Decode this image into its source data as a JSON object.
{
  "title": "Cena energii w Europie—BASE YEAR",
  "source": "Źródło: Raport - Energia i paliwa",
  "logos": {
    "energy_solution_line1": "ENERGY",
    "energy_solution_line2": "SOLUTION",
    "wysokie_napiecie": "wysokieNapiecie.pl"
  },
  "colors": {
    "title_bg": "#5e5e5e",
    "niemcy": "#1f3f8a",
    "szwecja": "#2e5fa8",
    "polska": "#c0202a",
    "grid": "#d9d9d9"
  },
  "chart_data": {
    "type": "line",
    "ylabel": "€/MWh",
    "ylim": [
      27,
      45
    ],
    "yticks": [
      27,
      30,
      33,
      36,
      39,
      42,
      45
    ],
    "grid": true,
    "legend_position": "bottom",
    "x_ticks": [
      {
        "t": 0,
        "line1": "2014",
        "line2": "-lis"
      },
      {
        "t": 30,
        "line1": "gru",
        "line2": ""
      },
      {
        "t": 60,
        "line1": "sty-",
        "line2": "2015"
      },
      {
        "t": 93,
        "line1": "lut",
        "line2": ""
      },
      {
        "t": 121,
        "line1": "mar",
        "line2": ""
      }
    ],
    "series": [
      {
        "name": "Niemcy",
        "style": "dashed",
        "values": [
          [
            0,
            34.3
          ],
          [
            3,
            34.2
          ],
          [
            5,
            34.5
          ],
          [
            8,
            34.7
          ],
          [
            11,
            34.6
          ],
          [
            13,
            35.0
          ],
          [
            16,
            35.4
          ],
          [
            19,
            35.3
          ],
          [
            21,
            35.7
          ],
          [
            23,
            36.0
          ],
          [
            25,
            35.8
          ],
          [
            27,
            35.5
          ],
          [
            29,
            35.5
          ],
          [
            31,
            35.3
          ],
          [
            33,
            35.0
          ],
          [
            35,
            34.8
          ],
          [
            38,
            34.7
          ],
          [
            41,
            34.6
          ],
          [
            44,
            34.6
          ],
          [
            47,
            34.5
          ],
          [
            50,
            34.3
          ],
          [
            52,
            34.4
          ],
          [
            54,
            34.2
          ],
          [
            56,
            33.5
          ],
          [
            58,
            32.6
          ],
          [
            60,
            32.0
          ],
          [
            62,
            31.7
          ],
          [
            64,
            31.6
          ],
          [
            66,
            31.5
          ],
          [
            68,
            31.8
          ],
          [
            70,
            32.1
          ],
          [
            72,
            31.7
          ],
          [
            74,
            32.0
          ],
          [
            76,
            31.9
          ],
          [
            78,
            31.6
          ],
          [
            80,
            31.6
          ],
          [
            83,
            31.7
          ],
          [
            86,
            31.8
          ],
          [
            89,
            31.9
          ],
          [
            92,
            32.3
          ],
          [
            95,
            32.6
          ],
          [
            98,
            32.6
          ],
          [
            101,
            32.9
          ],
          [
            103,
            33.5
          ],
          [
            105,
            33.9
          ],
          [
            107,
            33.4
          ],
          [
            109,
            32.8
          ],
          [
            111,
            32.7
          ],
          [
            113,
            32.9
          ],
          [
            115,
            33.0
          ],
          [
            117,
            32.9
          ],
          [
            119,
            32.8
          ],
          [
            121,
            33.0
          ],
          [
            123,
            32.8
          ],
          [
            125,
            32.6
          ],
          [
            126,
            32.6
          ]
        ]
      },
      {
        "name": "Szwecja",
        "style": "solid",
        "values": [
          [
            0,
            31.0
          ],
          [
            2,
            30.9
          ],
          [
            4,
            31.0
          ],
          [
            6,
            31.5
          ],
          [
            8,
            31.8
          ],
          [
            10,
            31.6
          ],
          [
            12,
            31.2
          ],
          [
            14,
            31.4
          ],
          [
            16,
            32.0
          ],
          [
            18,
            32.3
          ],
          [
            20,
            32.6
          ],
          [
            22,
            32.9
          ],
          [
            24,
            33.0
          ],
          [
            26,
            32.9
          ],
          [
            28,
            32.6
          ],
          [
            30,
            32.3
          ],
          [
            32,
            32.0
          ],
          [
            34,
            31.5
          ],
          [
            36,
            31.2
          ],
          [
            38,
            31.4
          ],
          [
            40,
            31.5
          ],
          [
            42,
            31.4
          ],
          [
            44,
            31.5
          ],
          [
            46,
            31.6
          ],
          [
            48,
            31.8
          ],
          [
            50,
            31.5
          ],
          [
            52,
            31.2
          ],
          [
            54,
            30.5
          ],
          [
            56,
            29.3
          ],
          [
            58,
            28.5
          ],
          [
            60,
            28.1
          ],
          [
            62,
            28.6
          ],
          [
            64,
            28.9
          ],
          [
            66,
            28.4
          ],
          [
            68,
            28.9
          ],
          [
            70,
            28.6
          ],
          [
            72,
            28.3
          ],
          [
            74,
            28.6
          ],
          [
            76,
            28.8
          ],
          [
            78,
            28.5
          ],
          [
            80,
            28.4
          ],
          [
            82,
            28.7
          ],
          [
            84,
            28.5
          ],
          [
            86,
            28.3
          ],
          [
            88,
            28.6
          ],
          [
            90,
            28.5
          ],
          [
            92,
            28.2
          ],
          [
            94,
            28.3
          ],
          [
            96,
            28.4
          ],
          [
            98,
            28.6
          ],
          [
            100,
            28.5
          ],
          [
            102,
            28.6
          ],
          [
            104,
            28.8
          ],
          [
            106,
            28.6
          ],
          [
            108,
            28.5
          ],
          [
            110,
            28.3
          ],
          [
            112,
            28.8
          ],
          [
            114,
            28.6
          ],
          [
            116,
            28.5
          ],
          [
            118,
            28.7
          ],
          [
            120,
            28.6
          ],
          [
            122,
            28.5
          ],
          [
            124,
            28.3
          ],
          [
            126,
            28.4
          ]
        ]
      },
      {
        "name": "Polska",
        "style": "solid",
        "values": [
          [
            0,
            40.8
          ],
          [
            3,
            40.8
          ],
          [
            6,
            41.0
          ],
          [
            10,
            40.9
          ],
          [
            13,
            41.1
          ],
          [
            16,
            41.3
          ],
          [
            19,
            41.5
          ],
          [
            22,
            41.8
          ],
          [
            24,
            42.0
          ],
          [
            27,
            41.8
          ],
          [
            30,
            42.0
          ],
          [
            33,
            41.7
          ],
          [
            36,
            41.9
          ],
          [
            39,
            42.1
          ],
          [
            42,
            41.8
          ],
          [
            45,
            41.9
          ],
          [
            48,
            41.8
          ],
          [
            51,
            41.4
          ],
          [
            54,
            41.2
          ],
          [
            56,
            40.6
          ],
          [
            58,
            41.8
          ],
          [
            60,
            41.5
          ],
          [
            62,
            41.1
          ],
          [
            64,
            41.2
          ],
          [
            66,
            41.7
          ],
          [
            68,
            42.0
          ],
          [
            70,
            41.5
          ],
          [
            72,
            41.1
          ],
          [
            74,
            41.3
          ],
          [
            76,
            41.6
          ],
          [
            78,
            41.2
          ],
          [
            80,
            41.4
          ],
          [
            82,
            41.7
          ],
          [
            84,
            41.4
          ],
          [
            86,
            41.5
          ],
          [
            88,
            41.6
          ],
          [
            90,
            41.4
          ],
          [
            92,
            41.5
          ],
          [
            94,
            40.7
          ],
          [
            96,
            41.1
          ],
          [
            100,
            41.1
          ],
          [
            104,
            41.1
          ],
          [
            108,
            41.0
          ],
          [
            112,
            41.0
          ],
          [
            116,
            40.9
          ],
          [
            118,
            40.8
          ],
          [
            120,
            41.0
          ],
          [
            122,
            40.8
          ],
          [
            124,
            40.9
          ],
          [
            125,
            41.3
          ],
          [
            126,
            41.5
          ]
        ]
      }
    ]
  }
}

WORK REQUIRED:
Restate all of the entries exactly, please.

TASK OUTPUT:
Decode this image into its source data as a JSON object.
{
  "title": "Cena energii w Europie—BASE YEAR",
  "source": "Źródło: Raport - Energia i paliwa",
  "logos": {
    "energy_solution_line1": "ENERGY",
    "energy_solution_line2": "SOLUTION",
    "wysokie_napiecie": "wysokieNapiecie.pl"
  },
  "colors": {
    "title_bg": "#5e5e5e",
    "niemcy": "#1f3f8a",
    "szwecja": "#2e5fa8",
    "polska": "#c0202a",
    "grid": "#d9d9d9"
  },
  "chart_data": {
    "type": "line",
    "ylabel": "€/MWh",
    "ylim": [
      27,
      45
    ],
    "yticks": [
      27,
      30,
      33,
      36,
      39,
      42,
      45
    ],
    "grid": true,
    "legend_position": "bottom",
    "x_ticks": [
      {
        "t": 0,
        "line1": "2014",
        "line2": "-lis"
      },
      {
        "t": 30,
        "line1": "gru",
        "line2": ""
      },
      {
        "t": 60,
        "line1": "sty-",
        "line2": "2015"
      },
      {
        "t": 93,
        "line1": "lut",
        "line2": ""
      },
      {
        "t": 121,
        "line1": "mar",
        "line2": ""
      }
    ],
    "series": [
      {
        "name": "Niemcy",
        "style": "dashed",
        "values": [
          [
            0,
            34.3
          ],
          [
            3,
            34.2
          ],
          [
            5,
            34.5
          ],
          [
            8,
            34.7
          ],
          [
            11,
            34.6
          ],
          [
            13,
            35.0
          ],
          [
            16,
            35.4
          ],
          [
            19,
            35.3
          ],
          [
            21,
            35.7
          ],
          [
            23,
            36.0
          ],
          [
            25,
            35.8
          ],
          [
            27,
            35.5
          ],
          [
            29,
            35.5
          ],
          [
            31,
            35.3
          ],
          [
            33,
            35.0
          ],
          [
            35,
            34.8
          ],
          [
            38,
            34.7
          ],
          [
            41,
            34.6
          ],
          [
            44,
            34.6
          ],
          [
            47,
            34.5
          ],
          [
            50,
            34.3
          ],
          [
            52,
            34.4
          ],
          [
            54,
            34.2
          ],
          [
            56,
            33.5
          ],
          [
            58,
            32.6
          ],
          [
            60,
            32.0
          ],
          [
            62,
            31.7
          ],
          [
            64,
            31.6
          ],
          [
            66,
            31.5
          ],
          [
            68,
            31.8
          ],
          [
            70,
            32.1
          ],
          [
            72,
            31.7
          ],
          [
            74,
            32.0
          ],
          [
            76,
            31.9
          ],
          [
            78,
            31.6
          ],
          [
            80,
            31.6
          ],
          [
            83,
            31.7
          ],
          [
            86,
            31.8
          ],
          [
            89,
            31.9
          ],
          [
            92,
            32.3
          ],
          [
            95,
            32.6
          ],
          [
            98,
            32.6
          ],
          [
            101,
            32.9
          ],
          [
            103,
            33.5
          ],
          [
            105,
            33.9
          ],
          [
            107,
            33.4
          ],
          [
            109,
            32.8
          ],
          [
            111,
            32.7
          ],
          [
            113,
            32.9
          ],
          [
            115,
            33.0
          ],
          [
            117,
            32.9
          ],
          [
            119,
            32.8
          ],
          [
            121,
            33.0
          ],
          [
            123,
            32.8
          ],
          [
            125,
            32.6
          ],
          [
            126,
            32.6
          ]
        ]
      },
      {
        "name": "Szwecja",
        "style": "solid",
        "values": [
          [
            0,
            31.0
          ],
          [
            2,
            30.9
          ],
          [
            4,
            31.0
          ],
          [
            6,
            31.5
          ],
          [
            8,
            31.8
          ],
          [
            10,
            31.6
          ],
          [
            12,
            31.2
          ],
          [
            14,
            31.4
          ],
          [
            16,
            32.0
          ],
          [
            18,
            32.3
          ],
          [
            20,
            32.6
          ],
          [
            22,
            32.9
          ],
          [
            24,
            33.0
          ],
          [
            26,
            32.9
          ],
          [
            28,
            32.6
          ],
          [
            30,
            32.3
          ],
          [
            32,
            32.0
          ],
          [
            34,
            31.5
          ],
          [
            36,
            31.2
          ],
          [
            38,
            31.4
          ],
          [
            40,
            31.5
          ],
          [
            42,
            31.4
          ],
          [
            44,
            31.5
          ],
          [
            46,
            31.6
          ],
          [
            48,
            31.8
          ],
          [
            50,
            31.5
          ],
          [
            52,
            31.2
          ],
          [
            54,
            30.5
          ],
          [
            56,
            29.3
          ],
          [
            58,
            28.5
          ],
          [
            60,
            28.1
          ],
          [
            62,
            28.6
          ],
          [
            64,
            28.9
          ],
          [
            66,
            28.4
          ],
          [
            68,
            28.9
          ],
          [
            70,
            28.6
          ],
          [
            72,
            28.3
          ],
          [
            74,
            28.6
          ],
          [
            76,
            28.8
          ],
          [
            78,
            28.5
          ],
          [
            80,
            28.4
          ],
          [
            82,
            28.7
          ],
          [
            84,
            28.5
          ],
          [
            86,
            28.3
          ],
          [
            88,
            28.6
          ],
          [
            90,
            28.5
          ],
          [
            92,
            28.2
          ],
          [
            94,
            28.3
          ],
          [
            96,
            28.4
          ],
          [
            98,
            28.6
          ],
          [
            100,
            28.5
          ],
          [
            102,
            28.6
          ],
          [
            104,
            28.8
          ],
          [
            106,
            28.6
          ],
          [
            108,
            28.5
          ],
          [
            110,
            28.3
          ],
          [
            112,
            28.8
          ],
          [
            114,
            28.6
          ],
          [
            116,
            28.5
          ],
          [
            118,
            28.7
          ],
          [
            120,
            28.6
          ],
          [
            122,
            28.5
          ],
          [
            124,
            28.3
          ],
          [
            126,
            28.4
          ]
        ]
      },
      {
        "name": "Polska",
        "style": "solid",
        "values": [
          [
            0,
            40.8
          ],
          [
            3,
            40.8
          ],
          [
            6,
            41.0
          ],
          [
            10,
            40.9
          ],
          [
            13,
            41.1
          ],
          [
            16,
            41.3
          ],
          [
            19,
            41.5
          ],
          [
            22,
            41.8
          ],
          [
            24,
            42.0
          ],
          [
            27,
            41.8
          ],
          [
            30,
            42.0
          ],
          [
            33,
            41.7
          ],
          [
            36,
            41.9
          ],
          [
            39,
            42.1
          ],
          [
            42,
            41.8
          ],
          [
            45,
            41.9
          ],
          [
            48,
            41.8
          ],
          [
            51,
            41.4
          ],
          [
            54,
            41.2
          ],
          [
            56,
            40.6
          ],
          [
            58,
            41.8
          ],
          [
            60,
            41.5
          ],
          [
            62,
            41.1
          ],
          [
            64,
            41.2
          ],
          [
            66,
            41.7
          ],
          [
            68,
            42.0
          ],
          [
            70,
            41.5
          ],
          [
            72,
            41.1
          ],
          [
            74,
            41.3
          ],
          [
            76,
            41.6
          ],
          [
            78,
            41.2
          ],
          [
            80,
            41.4
          ],
          [
            82,
            41.7
          ],
          [
            84,
            41.4
          ],
          [
            86,
            41.5
          ],
          [
            88,
            41.6
          ],
          [
            90,
            41.4
          ],
          [
            92,
            41.5
          ],
          [
            94,
            40.7
          ],
          [
            96,
            41.1
          ],
          [
            100,
            41.1
          ],
          [
            104,
            41.1
          ],
          [
            108,
            41.0
          ],
          [
            112,
            41.0
          ],
          [
            116,
            40.9
          ],
          [
            118,
            40.8
          ],
          [
            120,
            41.0
          ],
          [
            122,
            40.8
          ],
          [
            124,
            40.9
          ],
          [
            125,
            41.3
          ],
          [
            126,
            41.5
          ]
        ]
      }
    ]
  }
}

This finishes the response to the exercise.